Task:
Your task is to quote the material that follows, in full and exactly.

Provided data:
_ _ _

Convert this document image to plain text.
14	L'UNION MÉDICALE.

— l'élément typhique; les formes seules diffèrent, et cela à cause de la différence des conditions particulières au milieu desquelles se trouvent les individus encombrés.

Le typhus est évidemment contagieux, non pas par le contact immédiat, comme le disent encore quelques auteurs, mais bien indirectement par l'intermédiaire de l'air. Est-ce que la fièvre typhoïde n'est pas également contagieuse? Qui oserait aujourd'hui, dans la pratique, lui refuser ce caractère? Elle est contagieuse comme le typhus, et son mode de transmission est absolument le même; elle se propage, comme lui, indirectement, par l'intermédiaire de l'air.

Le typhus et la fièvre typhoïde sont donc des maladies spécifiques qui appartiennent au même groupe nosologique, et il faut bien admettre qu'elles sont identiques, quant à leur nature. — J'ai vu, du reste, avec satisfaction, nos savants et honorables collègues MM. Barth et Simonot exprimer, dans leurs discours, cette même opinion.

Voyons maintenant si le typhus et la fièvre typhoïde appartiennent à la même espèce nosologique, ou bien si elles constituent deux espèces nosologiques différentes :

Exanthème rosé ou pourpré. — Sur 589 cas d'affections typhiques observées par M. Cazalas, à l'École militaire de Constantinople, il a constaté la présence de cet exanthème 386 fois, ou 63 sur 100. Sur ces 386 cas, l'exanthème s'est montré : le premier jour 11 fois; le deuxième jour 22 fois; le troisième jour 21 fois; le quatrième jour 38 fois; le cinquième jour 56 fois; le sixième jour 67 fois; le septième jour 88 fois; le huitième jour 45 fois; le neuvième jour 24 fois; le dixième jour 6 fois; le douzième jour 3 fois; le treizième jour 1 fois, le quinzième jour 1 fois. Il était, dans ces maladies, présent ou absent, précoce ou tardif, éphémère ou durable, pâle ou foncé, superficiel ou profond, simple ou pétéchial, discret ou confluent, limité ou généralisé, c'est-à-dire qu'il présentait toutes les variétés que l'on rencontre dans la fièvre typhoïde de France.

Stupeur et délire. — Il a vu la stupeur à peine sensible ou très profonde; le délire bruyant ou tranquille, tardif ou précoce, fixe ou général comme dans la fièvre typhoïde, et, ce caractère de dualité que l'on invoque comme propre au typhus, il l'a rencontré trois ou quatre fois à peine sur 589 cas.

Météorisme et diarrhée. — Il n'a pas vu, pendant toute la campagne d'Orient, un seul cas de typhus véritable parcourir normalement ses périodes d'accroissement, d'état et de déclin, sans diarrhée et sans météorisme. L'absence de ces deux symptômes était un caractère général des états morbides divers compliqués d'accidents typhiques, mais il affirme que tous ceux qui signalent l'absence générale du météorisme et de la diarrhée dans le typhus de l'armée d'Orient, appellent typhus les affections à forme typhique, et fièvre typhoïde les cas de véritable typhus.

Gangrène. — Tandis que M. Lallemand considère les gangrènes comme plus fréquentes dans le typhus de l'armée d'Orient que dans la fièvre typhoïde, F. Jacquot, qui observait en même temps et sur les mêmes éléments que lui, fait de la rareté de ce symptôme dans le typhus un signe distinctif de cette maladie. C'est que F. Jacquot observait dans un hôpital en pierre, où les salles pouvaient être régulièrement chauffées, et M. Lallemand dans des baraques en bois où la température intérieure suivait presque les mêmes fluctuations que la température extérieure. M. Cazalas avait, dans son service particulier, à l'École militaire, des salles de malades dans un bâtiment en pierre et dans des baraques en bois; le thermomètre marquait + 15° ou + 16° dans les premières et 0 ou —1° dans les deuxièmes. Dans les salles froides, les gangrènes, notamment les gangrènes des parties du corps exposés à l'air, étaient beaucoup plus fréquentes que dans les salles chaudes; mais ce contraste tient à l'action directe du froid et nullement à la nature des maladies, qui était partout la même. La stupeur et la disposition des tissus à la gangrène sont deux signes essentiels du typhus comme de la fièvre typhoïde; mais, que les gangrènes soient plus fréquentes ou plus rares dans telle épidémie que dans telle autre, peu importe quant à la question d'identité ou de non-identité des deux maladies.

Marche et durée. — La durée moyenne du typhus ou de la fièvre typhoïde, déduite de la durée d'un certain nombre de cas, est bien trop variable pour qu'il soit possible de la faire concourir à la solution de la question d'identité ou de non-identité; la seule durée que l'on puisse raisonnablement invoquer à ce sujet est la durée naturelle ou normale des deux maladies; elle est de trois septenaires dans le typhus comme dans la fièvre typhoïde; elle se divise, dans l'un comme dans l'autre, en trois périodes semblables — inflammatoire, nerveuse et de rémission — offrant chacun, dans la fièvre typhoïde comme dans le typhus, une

_ _ _

Output for this exercise:
Convert this document image to plain text.
14	L'UNION MÉDICALE.

— l'élément typhique; les formes seules diffèrent, et cela à cause de la différence des conditions particulières au milieu desquelles se trouvent les individus encombrés.

Le typhus est évidemment contagieux, non pas par le contact immédiat, comme le disent encore quelques auteurs, mais bien indirectement par l'intermédiaire de l'air. Est-ce que la fièvre typhoïde n'est pas également contagieuse? Qui oserait aujourd'hui, dans la pratique, lui refuser ce caractère? Elle est contagieuse comme le typhus, et son mode de transmission est absolument le même; elle se propage, comme lui, indirectement, par l'intermédiaire de l'air.

Le typhus et la fièvre typhoïde sont donc des maladies spécifiques qui appartiennent au même groupe nosologique, et il faut bien admettre qu'elles sont identiques, quant à leur nature. — J'ai vu, du reste, avec satisfaction, nos savants et honorables collègues MM. Barth et Simonot exprimer, dans leurs discours, cette même opinion.

Voyons maintenant si le typhus et la fièvre typhoïde appartiennent à la même espèce nosologique, ou bien si elles constituent deux espèces nosologiques différentes :

Exanthème rosé ou pourpré. — Sur 589 cas d'affections typhiques observées par M. Cazalas, à l'École militaire de Constantinople, il a constaté la présence de cet exanthème 386 fois, ou 63 sur 100. Sur ces 386 cas, l'exanthème s'est montré : le premier jour 11 fois; le deuxième jour 22 fois; le troisième jour 21 fois; le quatrième jour 38 fois; le cinquième jour 56 fois; le sixième jour 67 fois; le septième jour 88 fois; le huitième jour 45 fois; le neuvième jour 24 fois; le dixième jour 6 fois; le douzième jour 3 fois; le treizième jour 1 fois, le quinzième jour 1 fois. Il était, dans ces maladies, présent ou absent, précoce ou tardif, éphémère ou durable, pâle ou foncé, superficiel ou profond, simple ou pétéchial, discret ou confluent, limité ou généralisé, c'est-à-dire qu'il présentait toutes les variétés que l'on rencontre dans la fièvre typhoïde de France.

Stupeur et délire. — Il a vu la stupeur à peine sensible ou très profonde; le délire bruyant ou tranquille, tardif ou précoce, fixe ou général comme dans la fièvre typhoïde, et, ce caractère de dualité que l'on invoque comme propre au typhus, il l'a rencontré trois ou quatre fois à peine sur 589 cas.

Météorisme et diarrhée. — Il n'a pas vu, pendant toute la campagne d'Orient, un seul cas de typhus véritable parcourir normalement ses périodes d'accroissement, d'état et de déclin, sans diarrhée et sans météorisme. L'absence de ces deux symptômes était un caractère général des états morbides divers compliqués d'accidents typhiques, mais il affirme que tous ceux qui signalent l'absence générale du météorisme et de la diarrhée dans le typhus de l'armée d'Orient, appellent typhus les affections à forme typhique, et fièvre typhoïde les cas de véritable typhus.

Gangrène. — Tandis que M. Lallemand considère les gangrènes comme plus fréquentes dans le typhus de l'armée d'Orient que dans la fièvre typhoïde, F. Jacquot, qui observait en même temps et sur les mêmes éléments que lui, fait de la rareté de ce symptôme dans le typhus un signe distinctif de cette maladie. C'est que F. Jacquot observait dans un hôpital en pierre, où les salles pouvaient être régulièrement chauffées, et M. Lallemand dans des baraques en bois où la température intérieure suivait presque les mêmes fluctuations que la température extérieure. M. Cazalas avait, dans son service particulier, à l'École militaire, des salles de malades dans un bâtiment en pierre et dans des baraques en bois; le thermomètre marquait + 15° ou + 16° dans les premières et 0 ou —1° dans les deuxièmes. Dans les salles froides, les gangrènes, notamment les gangrènes des parties du corps exposés à l'air, étaient beaucoup plus fréquentes que dans les salles chaudes; mais ce contraste tient à l'action directe du froid et nullement à la nature des maladies, qui était partout la même. La stupeur et la disposition des tissus à la gangrène sont deux signes essentiels du typhus comme de la fièvre typhoïde; mais, que les gangrènes soient plus fréquentes ou plus rares dans telle épidémie que dans telle autre, peu importe quant à la question d'identité ou de non-identité des deux maladies.

Marche et durée. — La durée moyenne du typhus ou de la fièvre typhoïde, déduite de la durée d'un certain nombre de cas, est bien trop variable pour qu'il soit possible de la faire concourir à la solution de la question d'identité ou de non-identité; la seule durée que l'on puisse raisonnablement invoquer à ce sujet est la durée naturelle ou normale des deux maladies; elle est de trois septenaires dans le typhus comme dans la fièvre typhoïde; elle se divise, dans l'un comme dans l'autre, en trois périodes semblables — inflammatoire, nerveuse et de rémission — offrant chacun, dans la fièvre typhoïde comme dans le typhus, une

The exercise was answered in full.